_Written task:_ Look through the data below and return each line where "content" appears.

_Items:_
▬▬▬▬▬▬▬▬▬▬

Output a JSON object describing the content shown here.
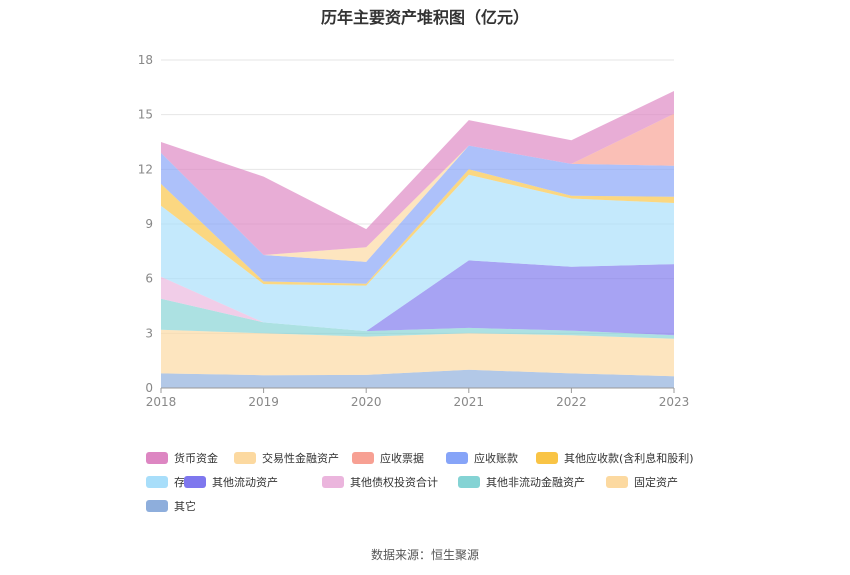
{
  "chart_data": {
    "type": "area",
    "title": "历年主要资产堆积图（亿元）",
    "x": [
      "2018",
      "2019",
      "2020",
      "2021",
      "2022",
      "2023"
    ],
    "ylim": [
      0,
      18
    ],
    "yticks": [
      0,
      3,
      6,
      9,
      12,
      15,
      18
    ],
    "grid": true,
    "legend_position": "bottom",
    "series": [
      {
        "name": "其它",
        "color": "#8eaedc",
        "values": [
          0.8,
          0.7,
          0.72,
          1.0,
          0.8,
          0.65
        ]
      },
      {
        "name": "固定资产",
        "color": "#fcd9a0",
        "values": [
          2.4,
          2.3,
          2.1,
          2.0,
          2.1,
          2.05
        ]
      },
      {
        "name": "其他非流动金融资产",
        "color": "#84d3d4",
        "values": [
          1.7,
          0.6,
          0.3,
          0.3,
          0.25,
          0.2
        ]
      },
      {
        "name": "其他债权投资合计",
        "color": "#ebb5dd",
        "values": [
          1.2,
          0.0,
          0.0,
          0.0,
          0.0,
          0.0
        ]
      },
      {
        "name": "其他流动资产",
        "color": "#7e77ee",
        "values": [
          0.0,
          0.0,
          0.0,
          3.7,
          3.5,
          3.9
        ]
      },
      {
        "name": "存货",
        "color": "#a8defa",
        "values": [
          3.9,
          2.1,
          2.5,
          4.7,
          3.75,
          3.35
        ]
      },
      {
        "name": "其他应收款(含利息和股利)",
        "color": "#f9c445",
        "values": [
          1.2,
          0.15,
          0.1,
          0.3,
          0.15,
          0.35
        ]
      },
      {
        "name": "应收账款",
        "color": "#86a4f8",
        "values": [
          1.7,
          1.45,
          1.2,
          1.3,
          1.75,
          1.7
        ]
      },
      {
        "name": "应收票据",
        "color": "#f7a093",
        "values": [
          0.0,
          0.0,
          0.0,
          0.0,
          0.0,
          2.85
        ]
      },
      {
        "name": "交易性金融资产",
        "color": "#fcd9a0",
        "values": [
          0.0,
          0.0,
          0.8,
          0.0,
          0.0,
          0.0
        ]
      },
      {
        "name": "货币资金",
        "color": "#dd86c2",
        "values": [
          0.6,
          4.3,
          1.0,
          1.4,
          1.3,
          1.25
        ]
      }
    ]
  },
  "legend": {
    "items": [
      {
        "name": "货币资金",
        "color": "#dd86c2"
      },
      {
        "name": "交易性金融资产",
        "color": "#fcd9a0"
      },
      {
        "name": "应收票据",
        "color": "#f7a093"
      },
      {
        "name": "应收账款",
        "color": "#86a4f8"
      },
      {
        "name": "其他应收款(含利息和股利)",
        "color": "#f9c445"
      },
      {
        "name": "存货",
        "color": "#a8defa"
      },
      {
        "name": "其他流动资产",
        "color": "#7e77ee"
      },
      {
        "name": "其他债权投资合计",
        "color": "#ebb5dd"
      },
      {
        "name": "其他非流动金融资产",
        "color": "#84d3d4"
      },
      {
        "name": "固定资产",
        "color": "#fcd9a0"
      },
      {
        "name": "其它",
        "color": "#8eaedc"
      }
    ]
  },
  "source": "数据来源：恒生聚源"
}
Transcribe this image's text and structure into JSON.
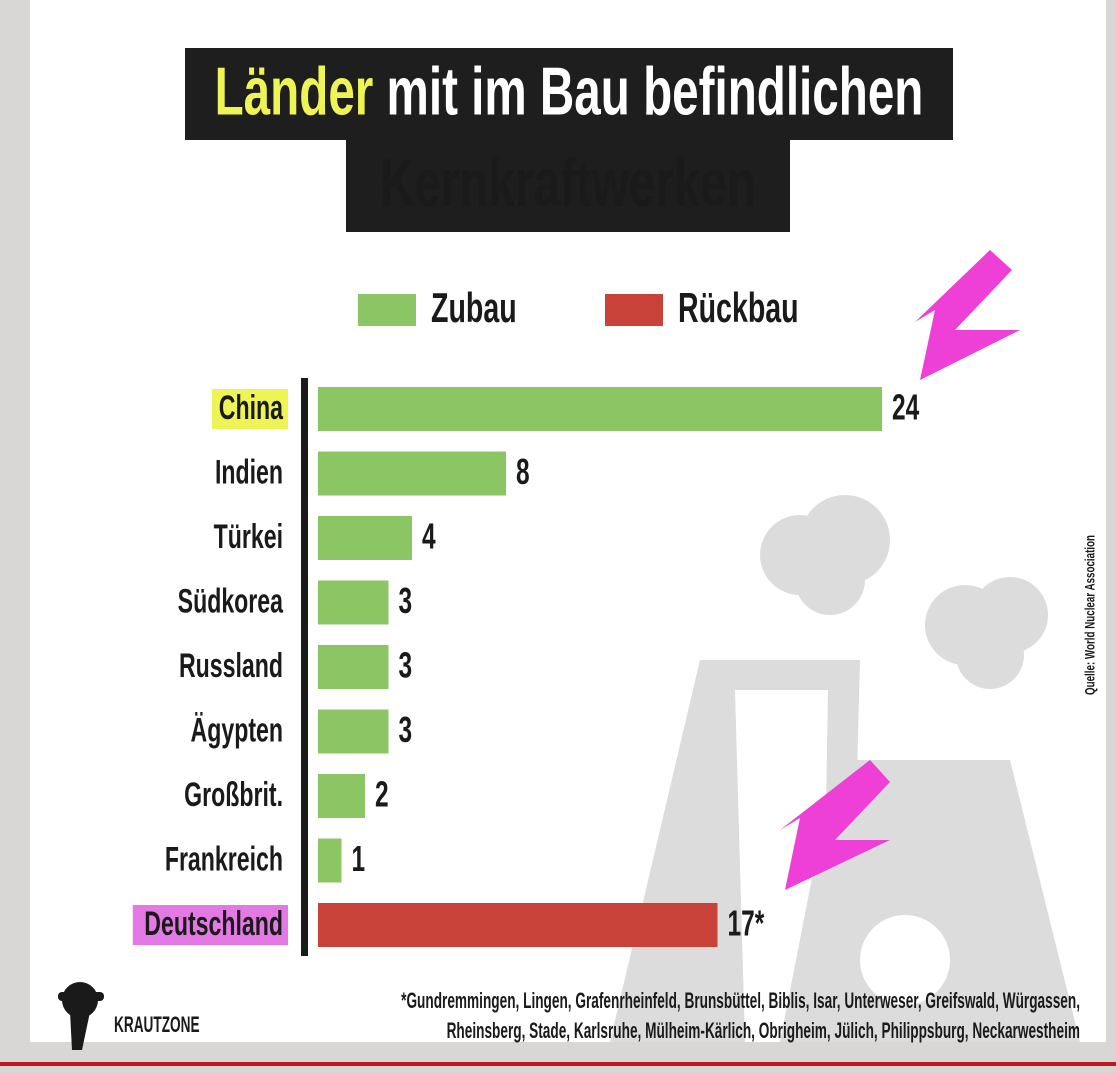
{
  "chart_data": {
    "type": "bar",
    "orientation": "horizontal",
    "title": [
      "Länder",
      "mit im Bau befindlichen",
      "Kernkraftwerken"
    ],
    "categories": [
      "China",
      "Indien",
      "Türkei",
      "Südkorea",
      "Russland",
      "Ägypten",
      "Großbrit.",
      "Frankreich",
      "Deutschland"
    ],
    "series": [
      {
        "name": "Zubau",
        "color": "#8cc563",
        "values": [
          24,
          8,
          4,
          3,
          3,
          3,
          2,
          1,
          null
        ]
      },
      {
        "name": "Rückbau",
        "color": "#c8423a",
        "values": [
          null,
          null,
          null,
          null,
          null,
          null,
          null,
          null,
          17
        ],
        "value_labels": [
          null,
          null,
          null,
          null,
          null,
          null,
          null,
          null,
          "17*"
        ]
      }
    ],
    "highlights": [
      {
        "index": 0,
        "color": "#eef356"
      },
      {
        "index": 8,
        "color": "#e37ae3"
      }
    ],
    "footnote": [
      "*Gundremmingen, Lingen, Grafenrheinfeld, Brunsbüttel, Biblis, Isar, Unterweser, Greifswald, Würgassen,",
      "Rheinsberg, Stade, Karlsruhe, Mülheim-Kärlich, Obrigheim, Jülich, Philippsburg, Neckarwestheim"
    ],
    "source": "Quelle: World Nuclear Association",
    "logo": "KRAUTZONE"
  }
}
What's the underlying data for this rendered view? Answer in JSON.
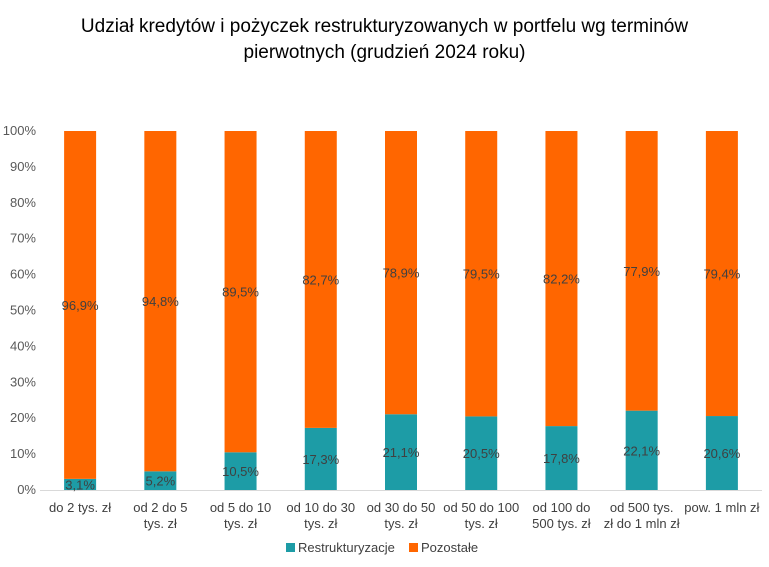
{
  "chart_data": {
    "type": "bar",
    "stacked": true,
    "title_line1": "Udział kredytów i pożyczek restrukturyzowanych w portfelu wg terminów",
    "title_line2": "pierwotnych (grudzień 2024 roku)",
    "categories": [
      [
        "do 2 tys. zł"
      ],
      [
        "od 2 do 5",
        "tys. zł"
      ],
      [
        "od 5 do 10",
        "tys. zł"
      ],
      [
        "od 10 do 30",
        "tys. zł"
      ],
      [
        "od 30 do 50",
        "tys. zł"
      ],
      [
        "od 50 do 100",
        "tys. zł"
      ],
      [
        "od 100 do",
        "500 tys. zł"
      ],
      [
        "od 500 tys.",
        "zł do 1 mln zł"
      ],
      [
        "pow. 1 mln zł"
      ]
    ],
    "series": [
      {
        "name": "Restrukturyzacje",
        "color": "#1d9ca6",
        "values": [
          3.1,
          5.2,
          10.5,
          17.3,
          21.1,
          20.5,
          17.8,
          22.1,
          20.6
        ],
        "labels": [
          "3,1%",
          "5,2%",
          "10,5%",
          "17,3%",
          "21,1%",
          "20,5%",
          "17,8%",
          "22,1%",
          "20,6%"
        ]
      },
      {
        "name": "Pozostałe",
        "color": "#ff6600",
        "values": [
          96.9,
          94.8,
          89.5,
          82.7,
          78.9,
          79.5,
          82.2,
          77.9,
          79.4
        ],
        "labels": [
          "96,9%",
          "94,8%",
          "89,5%",
          "82,7%",
          "78,9%",
          "79,5%",
          "82,2%",
          "77,9%",
          "79,4%"
        ]
      }
    ],
    "yticks": [
      "0%",
      "10%",
      "20%",
      "30%",
      "40%",
      "50%",
      "60%",
      "70%",
      "80%",
      "90%",
      "100%"
    ],
    "ylim": [
      0,
      100
    ],
    "legend_position": "bottom",
    "grid": false
  }
}
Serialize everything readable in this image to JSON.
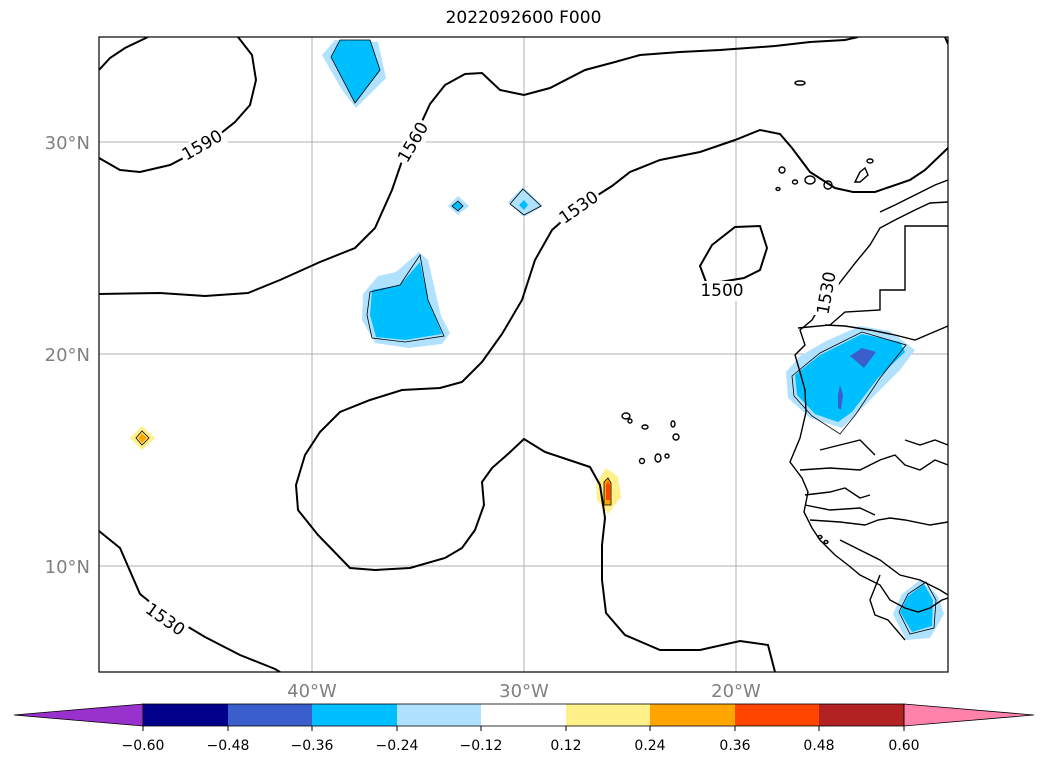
{
  "title": "2022092600 F000",
  "map": {
    "lat_labels": [
      "30°N",
      "20°N",
      "10°N"
    ],
    "lon_labels": [
      "40°W",
      "30°W",
      "20°W"
    ],
    "contour_labels": [
      "1590",
      "1560",
      "1530",
      "1500",
      "1530",
      "1530"
    ]
  },
  "colorbar": {
    "tick_labels": [
      "−0.60",
      "−0.48",
      "−0.36",
      "−0.24",
      "−0.12",
      "0.12",
      "0.24",
      "0.36",
      "0.48",
      "0.60"
    ],
    "colors": [
      "#9932cc",
      "#00008b",
      "#3a5fcd",
      "#00bfff",
      "#b0e2ff",
      "#ffffff",
      "#fff08a",
      "#ffa500",
      "#ff4500",
      "#b22222",
      "#ff82ab",
      "#ff82ab"
    ]
  }
}
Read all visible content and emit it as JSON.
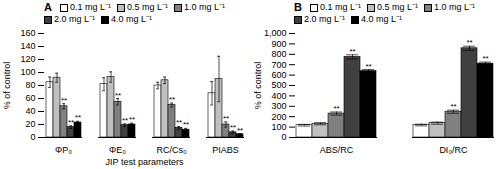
{
  "chart_data": [
    {
      "type": "bar",
      "title": "A",
      "ylabel": "% of control",
      "xlabel": "JIP test parameters",
      "ylim": [
        0,
        160
      ],
      "yticks": [
        0,
        20,
        40,
        60,
        80,
        100,
        120,
        140,
        160
      ],
      "categories": [
        "ΦP₀",
        "ΦE₀",
        "RC/Cs₀",
        "PIABS"
      ],
      "legend": "upper left",
      "series": [
        {
          "name": "0.1 mg L⁻¹",
          "color": "#ffffff",
          "values": [
            85,
            82,
            80,
            68
          ],
          "errors": [
            8,
            10,
            5,
            18
          ]
        },
        {
          "name": "0.5 mg L⁻¹",
          "color": "#c0c0c0",
          "values": [
            92,
            93,
            88,
            90
          ],
          "errors": [
            7,
            8,
            5,
            35
          ]
        },
        {
          "name": "1.0 mg L⁻¹",
          "color": "#808080",
          "values": [
            48,
            55,
            50,
            20
          ],
          "errors": [
            4,
            5,
            3,
            4
          ],
          "annotation": "**"
        },
        {
          "name": "2.0 mg L⁻¹",
          "color": "#404040",
          "values": [
            16,
            19,
            15,
            8
          ],
          "errors": [
            2,
            2,
            2,
            2
          ],
          "annotation": "**"
        },
        {
          "name": "4.0 mg L⁻¹",
          "color": "#000000",
          "values": [
            23,
            20,
            12,
            5
          ],
          "errors": [
            2,
            2,
            2,
            1
          ],
          "annotation": "**"
        }
      ]
    },
    {
      "type": "bar",
      "title": "B",
      "ylabel": "% of control",
      "ylim": [
        0,
        1000
      ],
      "yticks": [
        0,
        100,
        200,
        300,
        400,
        500,
        600,
        700,
        800,
        900,
        1000
      ],
      "categories": [
        "ABS/RC",
        "DI₀/RC"
      ],
      "legend": "upper left",
      "series": [
        {
          "name": "0.1 mg L⁻¹",
          "color": "#ffffff",
          "values": [
            118,
            120
          ],
          "errors": [
            8,
            8
          ]
        },
        {
          "name": "0.5 mg L⁻¹",
          "color": "#c0c0c0",
          "values": [
            132,
            138
          ],
          "errors": [
            10,
            10
          ]
        },
        {
          "name": "1.0 mg L⁻¹",
          "color": "#808080",
          "values": [
            230,
            248
          ],
          "errors": [
            15,
            15
          ],
          "annotation": "**"
        },
        {
          "name": "2.0 mg L⁻¹",
          "color": "#404040",
          "values": [
            775,
            858
          ],
          "errors": [
            20,
            20
          ],
          "annotation": "**"
        },
        {
          "name": "4.0 mg L⁻¹",
          "color": "#000000",
          "values": [
            638,
            710
          ],
          "errors": [
            15,
            15
          ],
          "annotation": "**"
        }
      ]
    }
  ]
}
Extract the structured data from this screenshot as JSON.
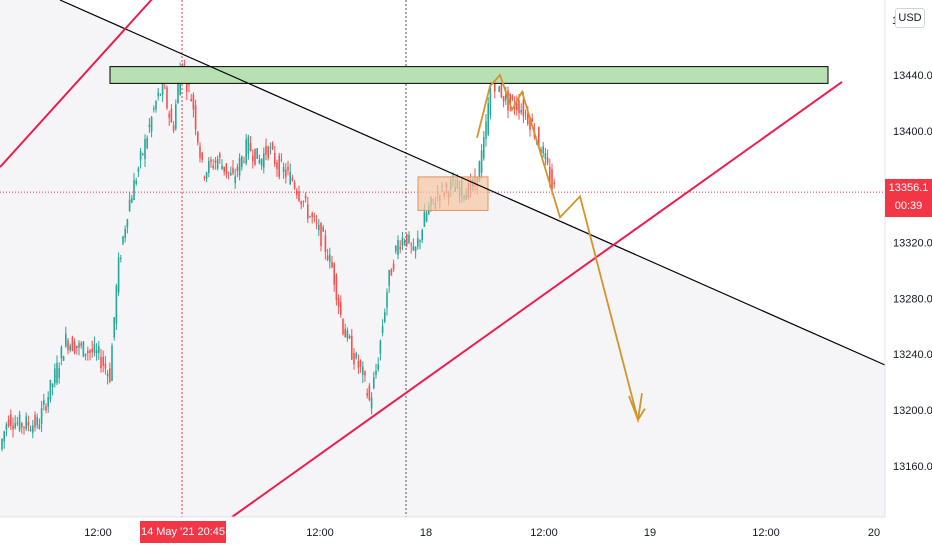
{
  "chart": {
    "price_scale_button": "USD",
    "partial_top_label": "1",
    "price_ticks": [
      {
        "price": 13440,
        "label": "13440.0"
      },
      {
        "price": 13400,
        "label": "13400.0"
      },
      {
        "price": 13320,
        "label": "13320.0"
      },
      {
        "price": 13280,
        "label": "13280.0"
      },
      {
        "price": 13240,
        "label": "13240.0"
      },
      {
        "price": 13200,
        "label": "13200.0"
      },
      {
        "price": 13160,
        "label": "13160.0"
      }
    ],
    "time_ticks": [
      "12:00",
      "12:00",
      "18",
      "12:00",
      "19",
      "12:00",
      "20"
    ],
    "crosshair_time_label": "14 May '21   20:45",
    "current_price": {
      "value": 13356.1,
      "label": "13356.1",
      "countdown": "00:39"
    },
    "colors": {
      "up_candle": "#26a69a",
      "down_candle": "#ef5350",
      "channel_line": "#e91e4f",
      "trend_line": "#000000",
      "resistance_zone": "#b7e1b3",
      "consolidation_box": "#f7c6a3",
      "projection_arrow": "#d4932b",
      "price_tag": "#f23645"
    }
  }
}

▬▬▬▬▬▬▬▬▬▬

_Worked solution:_
Output a JSON object describing the content shown here.
Read all visible content and emit it as JSON.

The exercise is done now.